Identify the lines that include the word "text", then copy all of them.

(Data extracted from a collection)
________

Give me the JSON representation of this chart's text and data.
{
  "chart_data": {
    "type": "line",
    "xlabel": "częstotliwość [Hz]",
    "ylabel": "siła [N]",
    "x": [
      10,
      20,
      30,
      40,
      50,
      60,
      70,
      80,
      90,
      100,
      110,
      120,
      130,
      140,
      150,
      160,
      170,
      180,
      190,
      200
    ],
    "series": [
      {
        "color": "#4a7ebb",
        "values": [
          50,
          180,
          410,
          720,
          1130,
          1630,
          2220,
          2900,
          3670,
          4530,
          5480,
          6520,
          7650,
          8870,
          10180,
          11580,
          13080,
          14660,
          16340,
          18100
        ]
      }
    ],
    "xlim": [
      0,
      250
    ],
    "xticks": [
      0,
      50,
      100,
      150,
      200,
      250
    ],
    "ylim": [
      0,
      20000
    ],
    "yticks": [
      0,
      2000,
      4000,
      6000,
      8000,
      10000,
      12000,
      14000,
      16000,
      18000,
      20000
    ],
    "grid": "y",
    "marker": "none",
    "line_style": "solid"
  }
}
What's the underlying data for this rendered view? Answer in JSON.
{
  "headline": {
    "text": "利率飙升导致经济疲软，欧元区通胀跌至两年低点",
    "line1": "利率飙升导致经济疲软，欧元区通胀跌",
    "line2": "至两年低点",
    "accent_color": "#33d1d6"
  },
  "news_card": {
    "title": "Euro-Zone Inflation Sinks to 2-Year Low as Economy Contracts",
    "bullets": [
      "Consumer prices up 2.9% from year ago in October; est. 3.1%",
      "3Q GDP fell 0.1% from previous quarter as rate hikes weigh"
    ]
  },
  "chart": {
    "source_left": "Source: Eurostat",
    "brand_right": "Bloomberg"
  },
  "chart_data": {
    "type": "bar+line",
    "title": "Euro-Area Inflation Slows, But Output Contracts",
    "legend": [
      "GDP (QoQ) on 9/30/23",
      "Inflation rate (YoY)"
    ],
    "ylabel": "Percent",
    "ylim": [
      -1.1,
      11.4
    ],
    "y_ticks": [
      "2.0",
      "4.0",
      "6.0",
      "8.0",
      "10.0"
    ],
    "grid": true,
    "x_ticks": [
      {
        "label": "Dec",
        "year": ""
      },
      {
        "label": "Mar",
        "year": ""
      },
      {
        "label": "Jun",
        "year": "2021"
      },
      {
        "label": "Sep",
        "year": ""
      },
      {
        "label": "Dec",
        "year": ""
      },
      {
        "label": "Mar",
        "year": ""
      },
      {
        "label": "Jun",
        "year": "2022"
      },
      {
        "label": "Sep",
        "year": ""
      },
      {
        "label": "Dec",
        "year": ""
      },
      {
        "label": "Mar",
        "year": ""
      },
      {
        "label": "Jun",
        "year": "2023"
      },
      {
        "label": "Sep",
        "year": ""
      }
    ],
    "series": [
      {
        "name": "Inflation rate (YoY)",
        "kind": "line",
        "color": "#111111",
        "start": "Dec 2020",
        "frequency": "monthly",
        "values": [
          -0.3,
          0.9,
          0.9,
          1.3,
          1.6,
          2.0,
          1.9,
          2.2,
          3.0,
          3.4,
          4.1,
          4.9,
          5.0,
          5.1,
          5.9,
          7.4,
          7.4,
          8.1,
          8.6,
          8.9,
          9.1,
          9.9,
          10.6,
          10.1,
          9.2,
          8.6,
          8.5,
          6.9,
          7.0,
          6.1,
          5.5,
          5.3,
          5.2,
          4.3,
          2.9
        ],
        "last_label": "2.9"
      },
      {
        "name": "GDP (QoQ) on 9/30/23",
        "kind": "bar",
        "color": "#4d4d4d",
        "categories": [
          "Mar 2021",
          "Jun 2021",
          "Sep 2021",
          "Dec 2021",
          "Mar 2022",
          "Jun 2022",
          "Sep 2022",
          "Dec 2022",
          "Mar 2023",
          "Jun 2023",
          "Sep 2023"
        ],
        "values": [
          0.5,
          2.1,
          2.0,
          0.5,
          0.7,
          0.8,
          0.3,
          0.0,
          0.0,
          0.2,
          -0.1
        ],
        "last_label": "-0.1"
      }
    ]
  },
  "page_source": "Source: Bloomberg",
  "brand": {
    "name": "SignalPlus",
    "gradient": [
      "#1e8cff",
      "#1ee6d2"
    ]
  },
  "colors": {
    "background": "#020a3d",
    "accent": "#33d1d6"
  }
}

________

§ Answer in full:
Give me the JSON representation of this chart's text and data.
    "text": "利率飙升导致经济疲软，欧元区通胀跌至两年低点",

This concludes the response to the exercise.